● **Material for this task**:

○ ○ ○ ○ ○

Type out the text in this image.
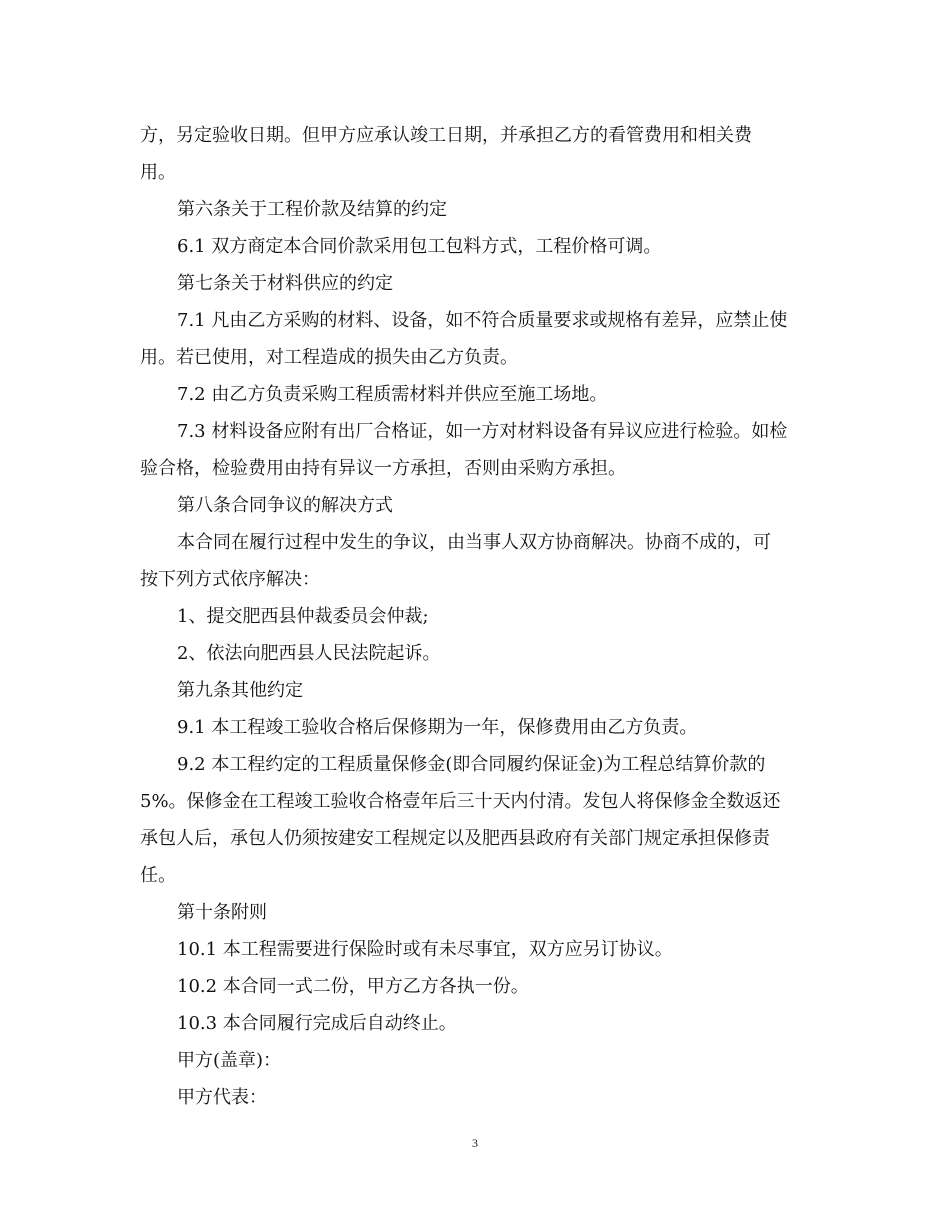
方，另定验收日期。但甲方应承认竣工日期，并承担乙方的看管费用和相关费
用。
第六条关于工程价款及结算的约定
6.1 双方商定本合同价款采用包工包料方式，工程价格可调。
第七条关于材料供应的约定
7.1 凡由乙方采购的材料、设备，如不符合质量要求或规格有差异，应禁止使
用。若已使用，对工程造成的损失由乙方负责。
7.2 由乙方负责采购工程质需材料并供应至施工场地。
7.3 材料设备应附有出厂合格证，如一方对材料设备有异议应进行检验。如检
验合格，检验费用由持有异议一方承担，否则由采购方承担。
第八条合同争议的解决方式
本合同在履行过程中发生的争议，由当事人双方协商解决。协商不成的，可
按下列方式依序解决：
1、提交肥西县仲裁委员会仲裁;
2、依法向肥西县人民法院起诉。
第九条其他约定
9.1 本工程竣工验收合格后保修期为一年，保修费用由乙方负责。
9.2 本工程约定的工程质量保修金(即合同履约保证金)为工程总结算价款的
5%。保修金在工程竣工验收合格壹年后三十天内付清。发包人将保修金全数返还
承包人后，承包人仍须按建安工程规定以及肥西县政府有关部门规定承担保修责
任。
第十条附则
10.1 本工程需要进行保险时或有未尽事宜，双方应另订协议。
10.2 本合同一式二份，甲方乙方各执一份。
10.3 本合同履行完成后自动终止。
甲方(盖章)：
甲方代表：
3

○ ○ ○ ○ ○

● **Problem**:
Retype the entries word for word. Omit any images.

● **Exercise output**:
Type out the text in this image.
方，另定验收日期。但甲方应承认竣工日期，并承担乙方的看管费用和相关费
用。
第六条关于工程价款及结算的约定
6.1 双方商定本合同价款采用包工包料方式，工程价格可调。
第七条关于材料供应的约定
7.1 凡由乙方采购的材料、设备，如不符合质量要求或规格有差异，应禁止使
用。若已使用，对工程造成的损失由乙方负责。
7.2 由乙方负责采购工程质需材料并供应至施工场地。
7.3 材料设备应附有出厂合格证，如一方对材料设备有异议应进行检验。如检
验合格，检验费用由持有异议一方承担，否则由采购方承担。
第八条合同争议的解决方式
本合同在履行过程中发生的争议，由当事人双方协商解决。协商不成的，可
按下列方式依序解决：
1、提交肥西县仲裁委员会仲裁;
2、依法向肥西县人民法院起诉。
第九条其他约定
9.1 本工程竣工验收合格后保修期为一年，保修费用由乙方负责。
9.2 本工程约定的工程质量保修金(即合同履约保证金)为工程总结算价款的
5%。保修金在工程竣工验收合格壹年后三十天内付清。发包人将保修金全数返还
承包人后，承包人仍须按建安工程规定以及肥西县政府有关部门规定承担保修责
任。
第十条附则
10.1 本工程需要进行保险时或有未尽事宜，双方应另订协议。
10.2 本合同一式二份，甲方乙方各执一份。
10.3 本合同履行完成后自动终止。
甲方(盖章)：
甲方代表：
3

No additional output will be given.